- TO BE DONE -
Within the listing below, locate all lines containing the word "What". Copy each one.

======

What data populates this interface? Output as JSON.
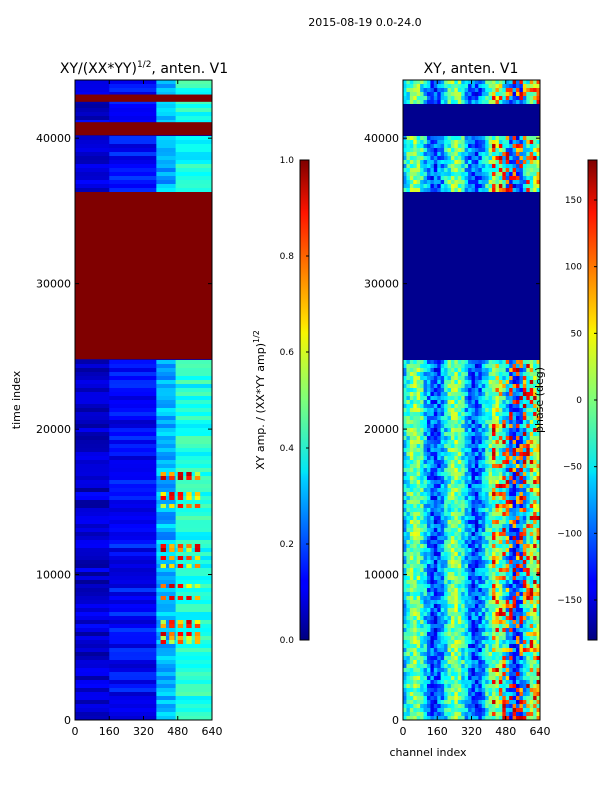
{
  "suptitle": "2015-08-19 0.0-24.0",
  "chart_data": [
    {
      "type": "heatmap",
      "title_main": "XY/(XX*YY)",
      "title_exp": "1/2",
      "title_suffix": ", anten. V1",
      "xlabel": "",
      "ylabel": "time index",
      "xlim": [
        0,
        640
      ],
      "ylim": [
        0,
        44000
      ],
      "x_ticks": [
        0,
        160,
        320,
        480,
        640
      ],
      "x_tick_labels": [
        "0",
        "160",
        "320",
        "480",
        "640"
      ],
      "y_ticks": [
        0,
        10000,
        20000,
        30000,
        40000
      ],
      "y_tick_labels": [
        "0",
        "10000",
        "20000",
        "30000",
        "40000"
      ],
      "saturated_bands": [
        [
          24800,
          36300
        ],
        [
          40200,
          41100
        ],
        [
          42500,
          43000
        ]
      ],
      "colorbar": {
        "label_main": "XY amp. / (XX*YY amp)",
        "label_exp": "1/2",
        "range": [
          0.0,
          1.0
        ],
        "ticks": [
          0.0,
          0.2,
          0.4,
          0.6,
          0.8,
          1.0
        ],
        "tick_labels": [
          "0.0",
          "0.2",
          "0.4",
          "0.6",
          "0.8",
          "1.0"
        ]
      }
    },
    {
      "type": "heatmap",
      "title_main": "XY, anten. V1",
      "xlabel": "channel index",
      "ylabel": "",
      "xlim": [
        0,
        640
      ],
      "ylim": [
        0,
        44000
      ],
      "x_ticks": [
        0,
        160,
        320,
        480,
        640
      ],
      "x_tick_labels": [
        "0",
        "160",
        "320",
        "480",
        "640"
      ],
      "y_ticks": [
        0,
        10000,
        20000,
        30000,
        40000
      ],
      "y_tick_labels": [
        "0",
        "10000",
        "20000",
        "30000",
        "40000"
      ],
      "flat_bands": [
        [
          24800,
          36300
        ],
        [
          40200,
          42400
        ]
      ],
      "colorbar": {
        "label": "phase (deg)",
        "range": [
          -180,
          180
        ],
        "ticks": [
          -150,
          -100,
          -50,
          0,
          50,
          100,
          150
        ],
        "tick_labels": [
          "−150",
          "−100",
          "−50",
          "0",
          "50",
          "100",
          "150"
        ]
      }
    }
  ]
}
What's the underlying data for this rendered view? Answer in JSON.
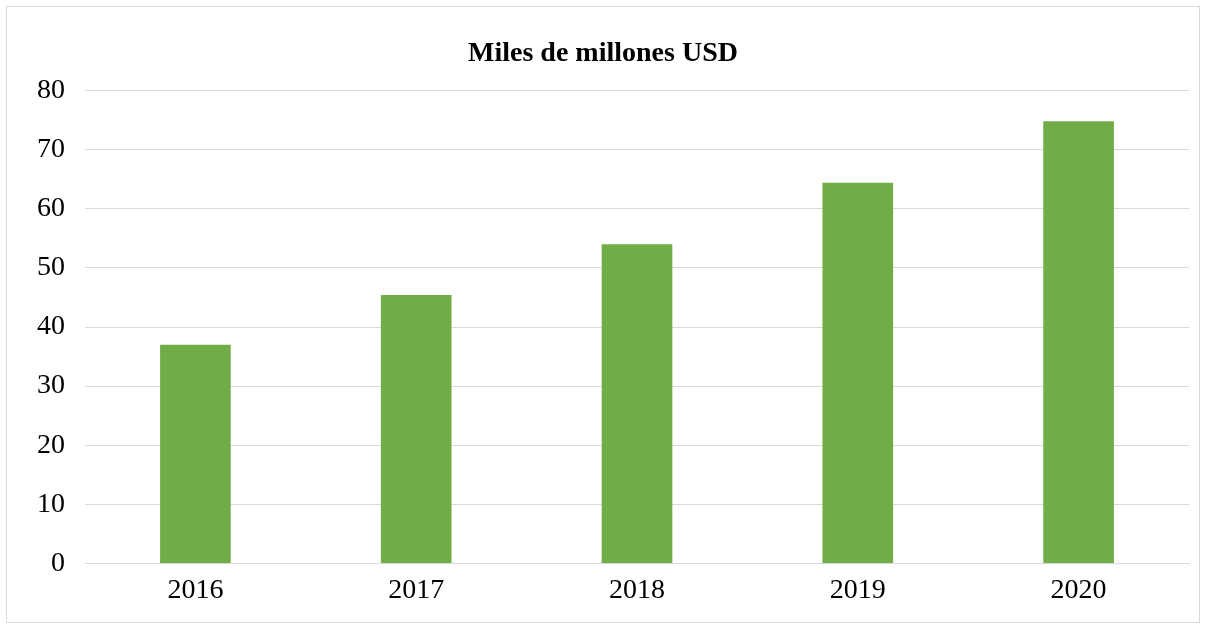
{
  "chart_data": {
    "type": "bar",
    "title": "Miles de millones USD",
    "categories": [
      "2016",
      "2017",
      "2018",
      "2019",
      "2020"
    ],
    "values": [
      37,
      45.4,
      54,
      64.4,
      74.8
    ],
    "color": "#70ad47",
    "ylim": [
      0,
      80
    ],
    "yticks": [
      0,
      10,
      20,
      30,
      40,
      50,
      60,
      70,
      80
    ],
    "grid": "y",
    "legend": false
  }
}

======

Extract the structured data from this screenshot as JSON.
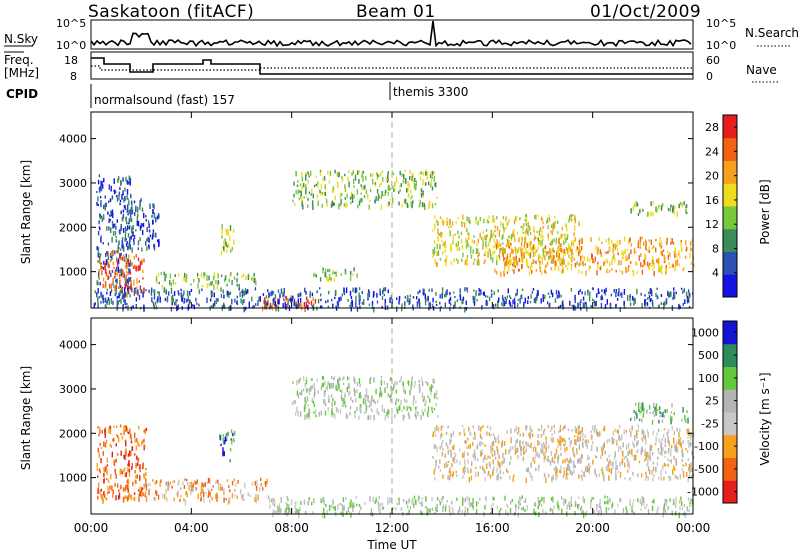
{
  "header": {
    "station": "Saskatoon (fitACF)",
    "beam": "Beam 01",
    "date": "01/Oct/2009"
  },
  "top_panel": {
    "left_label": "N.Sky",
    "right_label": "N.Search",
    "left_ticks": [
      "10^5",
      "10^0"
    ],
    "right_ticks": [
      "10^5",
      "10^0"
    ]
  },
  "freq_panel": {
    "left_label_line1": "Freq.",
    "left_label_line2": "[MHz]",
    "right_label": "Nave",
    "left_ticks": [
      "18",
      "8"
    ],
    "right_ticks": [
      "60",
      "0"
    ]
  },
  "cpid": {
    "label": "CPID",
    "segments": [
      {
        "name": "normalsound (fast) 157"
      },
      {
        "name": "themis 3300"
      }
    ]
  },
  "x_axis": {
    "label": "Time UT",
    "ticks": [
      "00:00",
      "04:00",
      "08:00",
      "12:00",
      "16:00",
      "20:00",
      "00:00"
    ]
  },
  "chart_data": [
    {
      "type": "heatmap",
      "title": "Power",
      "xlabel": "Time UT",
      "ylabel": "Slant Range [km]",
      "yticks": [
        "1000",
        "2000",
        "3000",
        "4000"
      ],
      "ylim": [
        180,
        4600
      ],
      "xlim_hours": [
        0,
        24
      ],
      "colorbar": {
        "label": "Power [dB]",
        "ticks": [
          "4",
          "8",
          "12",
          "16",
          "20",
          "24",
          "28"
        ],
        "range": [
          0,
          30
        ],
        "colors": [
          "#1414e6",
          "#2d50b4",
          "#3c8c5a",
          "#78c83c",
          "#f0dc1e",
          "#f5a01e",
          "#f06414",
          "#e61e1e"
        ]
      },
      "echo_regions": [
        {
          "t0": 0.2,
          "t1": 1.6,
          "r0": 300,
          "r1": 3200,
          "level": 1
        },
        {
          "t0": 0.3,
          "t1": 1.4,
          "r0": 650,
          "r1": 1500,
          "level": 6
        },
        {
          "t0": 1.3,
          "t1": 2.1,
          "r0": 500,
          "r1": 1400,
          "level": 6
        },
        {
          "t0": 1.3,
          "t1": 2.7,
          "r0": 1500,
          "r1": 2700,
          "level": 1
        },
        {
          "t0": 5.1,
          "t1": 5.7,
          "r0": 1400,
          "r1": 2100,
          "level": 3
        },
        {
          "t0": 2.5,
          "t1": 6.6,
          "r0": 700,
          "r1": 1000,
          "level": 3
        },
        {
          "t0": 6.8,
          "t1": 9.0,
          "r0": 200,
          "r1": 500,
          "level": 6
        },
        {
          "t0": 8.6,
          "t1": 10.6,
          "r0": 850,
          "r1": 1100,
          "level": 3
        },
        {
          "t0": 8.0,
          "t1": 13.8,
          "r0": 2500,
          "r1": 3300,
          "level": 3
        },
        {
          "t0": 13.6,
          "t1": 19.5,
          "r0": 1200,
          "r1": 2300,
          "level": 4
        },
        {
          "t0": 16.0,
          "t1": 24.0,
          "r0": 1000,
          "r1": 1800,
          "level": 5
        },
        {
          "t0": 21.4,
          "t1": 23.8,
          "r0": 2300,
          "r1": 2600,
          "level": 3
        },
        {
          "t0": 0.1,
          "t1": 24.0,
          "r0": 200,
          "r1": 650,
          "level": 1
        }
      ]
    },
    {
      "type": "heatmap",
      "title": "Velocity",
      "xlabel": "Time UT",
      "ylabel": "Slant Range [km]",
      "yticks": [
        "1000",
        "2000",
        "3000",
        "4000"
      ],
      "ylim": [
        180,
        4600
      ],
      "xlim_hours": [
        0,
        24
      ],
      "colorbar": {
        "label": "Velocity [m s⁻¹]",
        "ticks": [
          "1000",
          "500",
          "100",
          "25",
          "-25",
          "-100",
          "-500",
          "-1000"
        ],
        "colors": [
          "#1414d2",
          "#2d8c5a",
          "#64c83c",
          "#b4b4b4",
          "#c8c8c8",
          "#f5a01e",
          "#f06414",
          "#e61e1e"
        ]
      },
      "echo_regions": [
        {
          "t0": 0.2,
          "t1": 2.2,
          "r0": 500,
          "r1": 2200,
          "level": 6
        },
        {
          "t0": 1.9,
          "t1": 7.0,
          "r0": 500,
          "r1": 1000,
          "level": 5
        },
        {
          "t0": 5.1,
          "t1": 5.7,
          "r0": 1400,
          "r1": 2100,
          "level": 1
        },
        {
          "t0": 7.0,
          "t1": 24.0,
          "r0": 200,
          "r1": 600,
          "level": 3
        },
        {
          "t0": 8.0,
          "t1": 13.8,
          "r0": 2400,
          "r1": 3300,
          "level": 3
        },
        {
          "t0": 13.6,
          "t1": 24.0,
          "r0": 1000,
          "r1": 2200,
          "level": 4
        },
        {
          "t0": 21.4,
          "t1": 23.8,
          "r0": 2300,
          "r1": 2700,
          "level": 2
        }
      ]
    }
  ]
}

======

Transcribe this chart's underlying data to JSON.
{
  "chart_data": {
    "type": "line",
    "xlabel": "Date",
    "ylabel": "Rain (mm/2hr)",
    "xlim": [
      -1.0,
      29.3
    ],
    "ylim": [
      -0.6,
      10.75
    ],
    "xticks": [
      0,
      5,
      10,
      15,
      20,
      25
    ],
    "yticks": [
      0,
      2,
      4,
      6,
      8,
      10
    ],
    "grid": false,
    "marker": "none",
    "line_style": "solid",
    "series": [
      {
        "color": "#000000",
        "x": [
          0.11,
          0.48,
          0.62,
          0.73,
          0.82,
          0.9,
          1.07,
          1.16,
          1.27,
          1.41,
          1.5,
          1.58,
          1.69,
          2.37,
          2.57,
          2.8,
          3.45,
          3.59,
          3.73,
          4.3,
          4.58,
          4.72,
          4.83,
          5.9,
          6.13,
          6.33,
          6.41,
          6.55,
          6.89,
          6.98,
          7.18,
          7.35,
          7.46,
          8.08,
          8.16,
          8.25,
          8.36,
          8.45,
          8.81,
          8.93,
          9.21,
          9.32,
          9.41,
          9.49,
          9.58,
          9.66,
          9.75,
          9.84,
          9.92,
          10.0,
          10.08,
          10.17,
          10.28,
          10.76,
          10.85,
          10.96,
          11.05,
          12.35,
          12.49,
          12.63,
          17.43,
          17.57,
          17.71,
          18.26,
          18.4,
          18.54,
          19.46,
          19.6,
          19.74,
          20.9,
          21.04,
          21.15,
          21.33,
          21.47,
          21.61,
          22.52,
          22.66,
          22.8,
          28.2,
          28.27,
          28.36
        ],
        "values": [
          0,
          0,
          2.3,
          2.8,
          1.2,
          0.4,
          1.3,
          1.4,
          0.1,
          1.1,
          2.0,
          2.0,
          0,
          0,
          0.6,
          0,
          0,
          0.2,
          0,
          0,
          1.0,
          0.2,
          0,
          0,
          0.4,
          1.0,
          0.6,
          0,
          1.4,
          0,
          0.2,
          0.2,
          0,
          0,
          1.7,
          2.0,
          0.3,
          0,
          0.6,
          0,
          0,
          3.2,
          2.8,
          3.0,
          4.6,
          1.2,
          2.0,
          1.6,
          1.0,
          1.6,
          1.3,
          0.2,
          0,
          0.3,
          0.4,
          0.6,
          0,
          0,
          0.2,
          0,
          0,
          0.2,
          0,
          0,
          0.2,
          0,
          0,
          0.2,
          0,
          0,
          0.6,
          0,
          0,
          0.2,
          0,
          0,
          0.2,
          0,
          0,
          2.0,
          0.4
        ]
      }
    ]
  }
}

======

- WRITTEN REPLY -
What data populates this interface? Output as JSON.
What's the underlying data for this rendered view? Answer in JSON.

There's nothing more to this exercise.